Please copy out every line of the records below word for word, leaving out the pictures.

* **EXTRACTED MATERIAL**:
= = = =

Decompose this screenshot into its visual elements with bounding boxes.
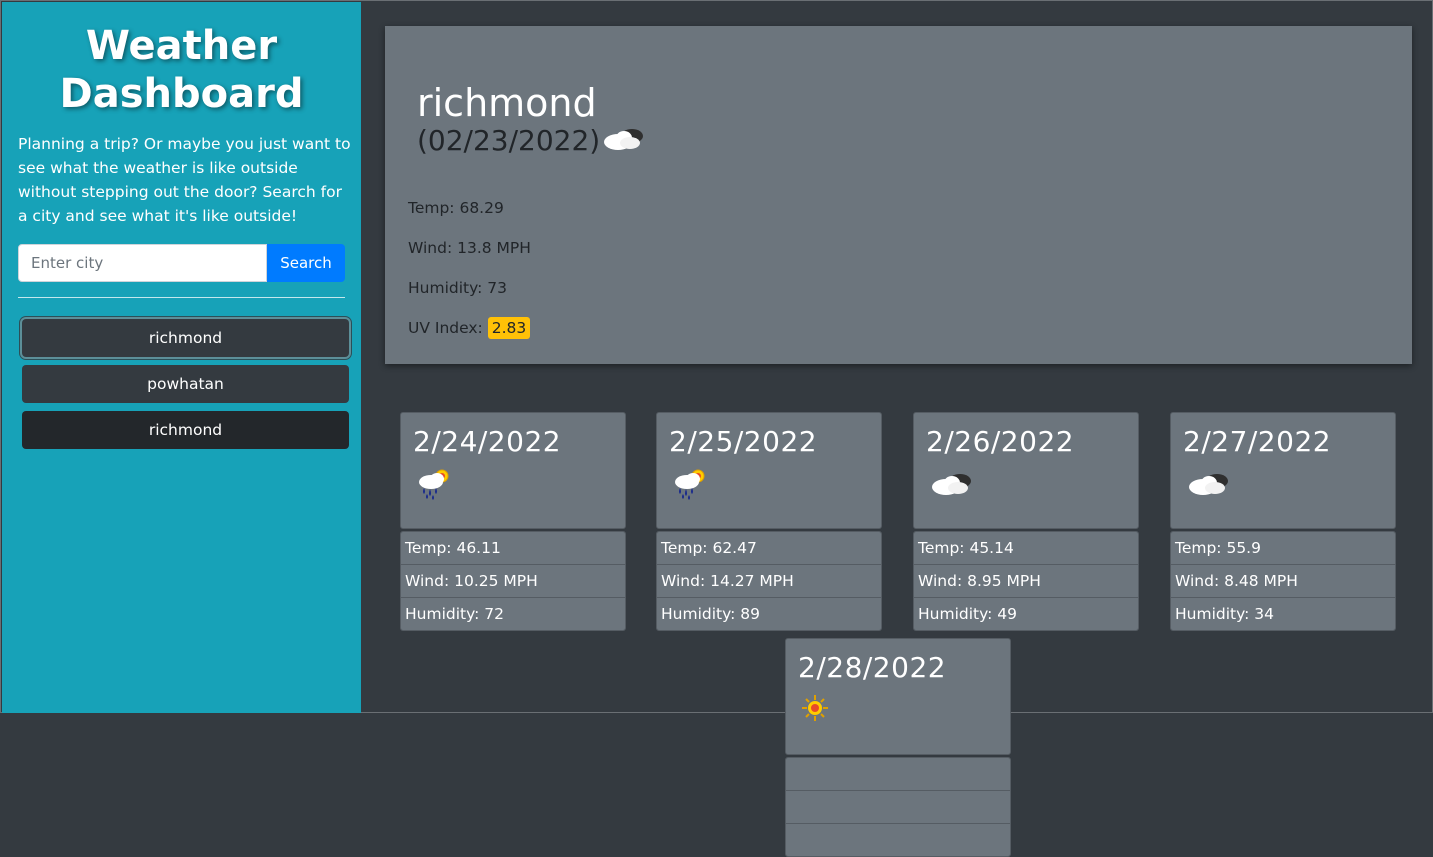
forecast-date: 2/28/2022 [798,651,947,684]
forecast-wind: Wind: 10.25 MPH [401,564,625,597]
forecast-card: 2/24/2022 Temp: 46.11 Wind: 10.25 MPH Hu… [400,412,626,631]
forecast-wind [786,790,1010,823]
forecast-card-header: 2/28/2022 [785,638,1011,755]
forecast-card: 2/25/2022 Temp: 62.47 Wind: 14.27 MPH Hu… [656,412,882,631]
forecast-card: 2/27/2022 Temp: 55.9 Wind: 8.48 MPH Humi… [1170,412,1396,631]
forecast-wind: Wind: 8.48 MPH [1171,564,1395,597]
cloudy-icon [600,120,648,160]
forecast-card: 2/26/2022 Temp: 45.14 Wind: 8.95 MPH Hum… [913,412,1139,631]
sidebar: Weather Dashboard Planning a trip? Or ma… [2,2,361,713]
forecast-date: 2/24/2022 [413,425,562,458]
forecast-temp: Temp: 55.9 [1171,532,1395,564]
city-search-input[interactable] [18,244,267,282]
forecast-date: 2/27/2022 [1183,425,1332,458]
current-weather-card: richmond (02/23/2022) Temp: 68.29 Wind: … [385,26,1412,364]
forecast-wind: Wind: 14.27 MPH [657,564,881,597]
forecast-details: Temp: 55.9 Wind: 8.48 MPH Humidity: 34 [1170,531,1396,631]
current-date: (02/23/2022) [417,123,601,157]
forecast-date: 2/25/2022 [669,425,818,458]
title-line-2: Dashboard [59,71,304,117]
page-title: Weather Dashboard [2,22,361,118]
forecast-card-header: 2/27/2022 [1170,412,1396,529]
forecast-temp: Temp: 45.14 [914,532,1138,564]
forecast-wind: Wind: 8.95 MPH [914,564,1138,597]
sun-icon [800,693,830,727]
forecast-humidity: Humidity: 89 [657,597,881,630]
cloudy-icon [928,467,976,505]
current-humidity: Humidity: 73 [408,279,508,297]
forecast-details: Temp: 62.47 Wind: 14.27 MPH Humidity: 89 [656,531,882,631]
current-city-name: richmond [417,81,597,125]
intro-text: Planning a trip? Or maybe you just want … [18,135,351,225]
current-uv-row: UV Index: 2.83 [408,317,531,339]
forecast-card-header: 2/24/2022 [400,412,626,529]
current-wind: Wind: 13.8 MPH [408,239,531,257]
search-history: richmond powhatan richmond [22,319,349,457]
forecast-humidity [786,823,1010,856]
forecast-card: 2/28/2022 [785,638,1011,857]
forecast-details [785,757,1011,857]
forecast-temp: Temp: 46.11 [401,532,625,564]
search-button[interactable]: Search [267,244,345,282]
uv-label: UV Index: [408,319,483,337]
divider [18,297,345,298]
cloudy-icon [1185,467,1233,505]
title-line-1: Weather [85,23,278,69]
forecast-humidity: Humidity: 34 [1171,597,1395,630]
forecast-date: 2/26/2022 [926,425,1075,458]
forecast-temp: Temp: 62.47 [657,532,881,564]
forecast-details: Temp: 45.14 Wind: 8.95 MPH Humidity: 49 [913,531,1139,631]
rain-sun-icon [671,467,711,505]
history-button-richmond[interactable]: richmond [22,319,349,357]
current-temp: Temp: 68.29 [408,199,504,217]
current-date-row: (02/23/2022) [417,120,648,160]
forecast-card-header: 2/25/2022 [656,412,882,529]
forecast-card-header: 2/26/2022 [913,412,1139,529]
history-button-powhatan[interactable]: powhatan [22,365,349,403]
search-form: Search [18,244,345,282]
forecast-humidity: Humidity: 72 [401,597,625,630]
rain-sun-icon [415,467,455,505]
history-button-richmond-2[interactable]: richmond [22,411,349,449]
forecast-details: Temp: 46.11 Wind: 10.25 MPH Humidity: 72 [400,531,626,631]
forecast-humidity: Humidity: 49 [914,597,1138,630]
uv-index-badge: 2.83 [487,317,531,339]
forecast-temp [786,758,1010,790]
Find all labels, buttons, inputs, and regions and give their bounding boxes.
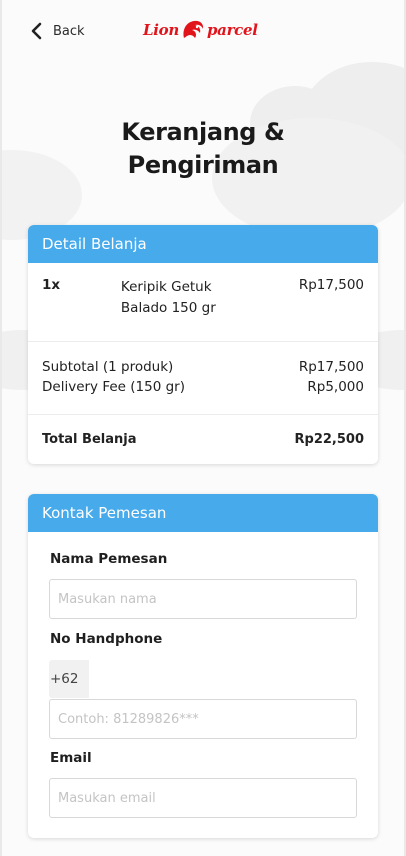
logo-text-parcel: parcel bbox=[206, 21, 258, 39]
delivery-fee-row: Delivery Fee (150 gr) Rp5,000 bbox=[28, 377, 378, 414]
email-label: Email bbox=[50, 750, 92, 766]
page-frame: Back Lion parcel Keranjang & Pengiriman … bbox=[2, 0, 404, 856]
delivery-fee-value: Rp5,000 bbox=[307, 379, 364, 395]
top-header: Back Lion parcel bbox=[2, 0, 404, 60]
logo-text-lion: Lion bbox=[143, 21, 179, 39]
phone-prefix: +62 bbox=[49, 660, 89, 698]
item-quantity: 1x bbox=[42, 277, 61, 293]
contact-header: Kontak Pemesan bbox=[28, 494, 378, 532]
total-label: Total Belanja bbox=[42, 432, 137, 447]
order-item-row: 1x Keripik Getuk Balado 150 gr Rp17,500 bbox=[28, 263, 378, 341]
phone-input[interactable] bbox=[49, 699, 357, 739]
chevron-left-icon bbox=[31, 22, 42, 40]
lion-parcel-logo: Lion parcel bbox=[143, 16, 258, 44]
name-input[interactable] bbox=[49, 579, 357, 619]
item-price: Rp17,500 bbox=[298, 277, 364, 293]
total-row: Total Belanja Rp22,500 bbox=[28, 415, 378, 450]
subtotal-value: Rp17,500 bbox=[298, 359, 364, 375]
phone-label: No Handphone bbox=[50, 631, 163, 647]
email-input[interactable] bbox=[49, 778, 357, 818]
name-label: Nama Pemesan bbox=[50, 551, 168, 567]
contact-card: Kontak Pemesan Nama Pemesan No Handphone… bbox=[28, 494, 378, 838]
back-label: Back bbox=[53, 23, 85, 39]
page-title: Keranjang & Pengiriman bbox=[2, 116, 404, 182]
item-name: Keripik Getuk Balado 150 gr bbox=[120, 279, 216, 316]
page-title-line-2: Pengiriman bbox=[127, 151, 279, 179]
order-detail-header: Detail Belanja bbox=[28, 225, 378, 263]
subtotal-row: Subtotal (1 produk) Rp17,500 bbox=[28, 342, 378, 377]
back-button[interactable]: Back bbox=[30, 19, 85, 43]
order-detail-card: Detail Belanja 1x Keripik Getuk Balado 1… bbox=[28, 225, 378, 464]
total-value: Rp22,500 bbox=[294, 432, 364, 447]
lion-head-icon bbox=[183, 20, 204, 38]
subtotal-label: Subtotal (1 produk) bbox=[42, 359, 174, 375]
delivery-fee-label: Delivery Fee (150 gr) bbox=[42, 379, 185, 395]
page-title-line-1: Keranjang & bbox=[121, 118, 285, 146]
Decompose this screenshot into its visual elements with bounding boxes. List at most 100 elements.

= = = =

* **SOLUTION**:
Decompose this screenshot into its visual elements with bounding boxes.
forecast-date: 2/28/2022 [798,651,947,684]
forecast-wind: Wind: 10.25 MPH [401,564,625,597]
forecast-card: 2/24/2022 Temp: 46.11 Wind: 10.25 MPH Hu… [400,412,626,631]
forecast-wind [786,790,1010,823]
forecast-card-header: 2/28/2022 [785,638,1011,755]
forecast-card: 2/25/2022 Temp: 62.47 Wind: 14.27 MPH Hu… [656,412,882,631]
forecast-card: 2/27/2022 Temp: 55.9 Wind: 8.48 MPH Humi… [1170,412,1396,631]
forecast-wind: Wind: 8.48 MPH [1171,564,1395,597]
cloudy-icon [600,120,648,160]
forecast-card: 2/26/2022 Temp: 45.14 Wind: 8.95 MPH Hum… [913,412,1139,631]
sidebar: Weather Dashboard Planning a trip? Or ma… [2,2,361,713]
forecast-date: 2/24/2022 [413,425,562,458]
forecast-temp: Temp: 55.9 [1171,532,1395,564]
city-search-input[interactable] [18,244,267,282]
forecast-date: 2/27/2022 [1183,425,1332,458]
current-weather-card: richmond (02/23/2022) Temp: 68.29 Wind: … [385,26,1412,364]
forecast-wind: Wind: 14.27 MPH [657,564,881,597]
forecast-details: Temp: 55.9 Wind: 8.48 MPH Humidity: 34 [1170,531,1396,631]
current-date: (02/23/2022) [417,123,601,157]
forecast-date: 2/25/2022 [669,425,818,458]
title-line-2: Dashboard [59,71,304,117]
page-title: Weather Dashboard [2,22,361,118]
forecast-card-header: 2/27/2022 [1170,412,1396,529]
forecast-temp: Temp: 45.14 [914,532,1138,564]
forecast-wind: Wind: 8.95 MPH [914,564,1138,597]
sun-icon [800,693,830,727]
forecast-humidity: Humidity: 89 [657,597,881,630]
cloudy-icon [928,467,976,505]
current-humidity: Humidity: 73 [408,279,508,297]
forecast-details: Temp: 62.47 Wind: 14.27 MPH Humidity: 89 [656,531,882,631]
current-city-name: richmond [417,81,597,125]
intro-text: Planning a trip? Or maybe you just want … [18,135,351,225]
current-uv-row: UV Index: 2.83 [408,317,531,339]
forecast-card-header: 2/24/2022 [400,412,626,529]
current-wind: Wind: 13.8 MPH [408,239,531,257]
search-history: richmond powhatan richmond [22,319,349,457]
forecast-humidity [786,823,1010,856]
forecast-card: 2/28/2022 [785,638,1011,857]
forecast-details [785,757,1011,857]
forecast-temp: Temp: 46.11 [401,532,625,564]
search-button[interactable]: Search [267,244,345,282]
uv-label: UV Index: [408,319,483,337]
divider [18,297,345,298]
cloudy-icon [1185,467,1233,505]
title-line-1: Weather [85,23,278,69]
forecast-humidity: Humidity: 34 [1171,597,1395,630]
forecast-date: 2/26/2022 [926,425,1075,458]
forecast-temp: Temp: 62.47 [657,532,881,564]
forecast-details: Temp: 45.14 Wind: 8.95 MPH Humidity: 49 [913,531,1139,631]
rain-sun-icon [671,467,711,505]
history-button-richmond[interactable]: richmond [22,319,349,357]
current-temp: Temp: 68.29 [408,199,504,217]
current-date-row: (02/23/2022) [417,120,648,160]
forecast-card-header: 2/25/2022 [656,412,882,529]
forecast-card-header: 2/26/2022 [913,412,1139,529]
history-button-powhatan[interactable]: powhatan [22,365,349,403]
search-form: Search [18,244,345,282]
forecast-humidity: Humidity: 72 [401,597,625,630]
rain-sun-icon [415,467,455,505]
history-button-richmond-2[interactable]: richmond [22,411,349,449]
forecast-details: Temp: 46.11 Wind: 10.25 MPH Humidity: 72 [400,531,626,631]
forecast-humidity: Humidity: 49 [914,597,1138,630]
uv-index-badge: 2.83 [487,317,531,339]
forecast-temp [786,758,1010,790]
Find all labels, buttons, inputs, and regions and give their bounding boxes.
logo-text-parcel: parcel bbox=[206, 21, 258, 39]
delivery-fee-row: Delivery Fee (150 gr) Rp5,000 bbox=[28, 377, 378, 414]
email-label: Email bbox=[50, 750, 92, 766]
page-frame: Back Lion parcel Keranjang & Pengiriman … bbox=[2, 0, 404, 856]
delivery-fee-value: Rp5,000 bbox=[307, 379, 364, 395]
top-header: Back Lion parcel bbox=[2, 0, 404, 60]
logo-text-lion: Lion bbox=[143, 21, 179, 39]
phone-prefix: +62 bbox=[49, 660, 89, 698]
item-quantity: 1x bbox=[42, 277, 61, 293]
contact-header: Kontak Pemesan bbox=[28, 494, 378, 532]
total-label: Total Belanja bbox=[42, 432, 137, 447]
order-item-row: 1x Keripik Getuk Balado 150 gr Rp17,500 bbox=[28, 263, 378, 341]
phone-input[interactable] bbox=[49, 699, 357, 739]
chevron-left-icon bbox=[31, 22, 42, 40]
lion-parcel-logo: Lion parcel bbox=[143, 16, 258, 44]
name-input[interactable] bbox=[49, 579, 357, 619]
item-price: Rp17,500 bbox=[298, 277, 364, 293]
total-row: Total Belanja Rp22,500 bbox=[28, 415, 378, 450]
subtotal-value: Rp17,500 bbox=[298, 359, 364, 375]
phone-label: No Handphone bbox=[50, 631, 163, 647]
email-input[interactable] bbox=[49, 778, 357, 818]
name-label: Nama Pemesan bbox=[50, 551, 168, 567]
contact-card: Kontak Pemesan Nama Pemesan No Handphone… bbox=[28, 494, 378, 838]
back-label: Back bbox=[53, 23, 85, 39]
page-title: Keranjang & Pengiriman bbox=[2, 116, 404, 182]
item-name: Keripik Getuk Balado 150 gr bbox=[120, 279, 216, 316]
page-title-line-2: Pengiriman bbox=[127, 151, 279, 179]
order-detail-header: Detail Belanja bbox=[28, 225, 378, 263]
subtotal-row: Subtotal (1 produk) Rp17,500 bbox=[28, 342, 378, 377]
back-button[interactable]: Back bbox=[30, 19, 85, 43]
order-detail-card: Detail Belanja 1x Keripik Getuk Balado 1… bbox=[28, 225, 378, 464]
total-value: Rp22,500 bbox=[294, 432, 364, 447]
lion-head-icon bbox=[183, 20, 204, 38]
subtotal-label: Subtotal (1 produk) bbox=[42, 359, 174, 375]
delivery-fee-label: Delivery Fee (150 gr) bbox=[42, 379, 185, 395]
page-title-line-1: Keranjang & bbox=[121, 118, 285, 146]
Decompose this screenshot into its visual elements with bounding boxes. List at most 100 elements.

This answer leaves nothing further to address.